All entries, exactly as written, should be output again.

▶ _Given records_
---------------

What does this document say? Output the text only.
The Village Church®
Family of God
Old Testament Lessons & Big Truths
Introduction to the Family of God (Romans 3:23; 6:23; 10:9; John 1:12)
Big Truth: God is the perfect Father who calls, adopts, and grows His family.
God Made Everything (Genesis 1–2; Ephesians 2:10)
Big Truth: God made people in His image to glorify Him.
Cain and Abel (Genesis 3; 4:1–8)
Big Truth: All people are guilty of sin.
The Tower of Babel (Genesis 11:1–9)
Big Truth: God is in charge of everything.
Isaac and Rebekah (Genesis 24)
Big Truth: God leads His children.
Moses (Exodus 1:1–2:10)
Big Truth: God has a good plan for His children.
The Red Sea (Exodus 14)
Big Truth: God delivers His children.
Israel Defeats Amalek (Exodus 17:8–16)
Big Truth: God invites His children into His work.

---------------

▶ _Response below_
What does this document say? Output the text only.
The Village Church®
Family of God
Old Testament Lessons & Big Truths
Introduction to the Family of God (Romans 3:23; 6:23; 10:9; John 1:12)
Big Truth: God is the perfect Father who calls, adopts, and grows His family.
God Made Everything (Genesis 1–2; Ephesians 2:10)
Big Truth: God made people in His image to glorify Him.
Cain and Abel (Genesis 3; 4:1–8)
Big Truth: All people are guilty of sin.
The Tower of Babel (Genesis 11:1–9)
Big Truth: God is in charge of everything.
Isaac and Rebekah (Genesis 24)
Big Truth: God leads His children.
Moses (Exodus 1:1–2:10)
Big Truth: God has a good plan for His children.
The Red Sea (Exodus 14)
Big Truth: God delivers His children.
Israel Defeats Amalek (Exodus 17:8–16)
Big Truth: God invites His children into His work.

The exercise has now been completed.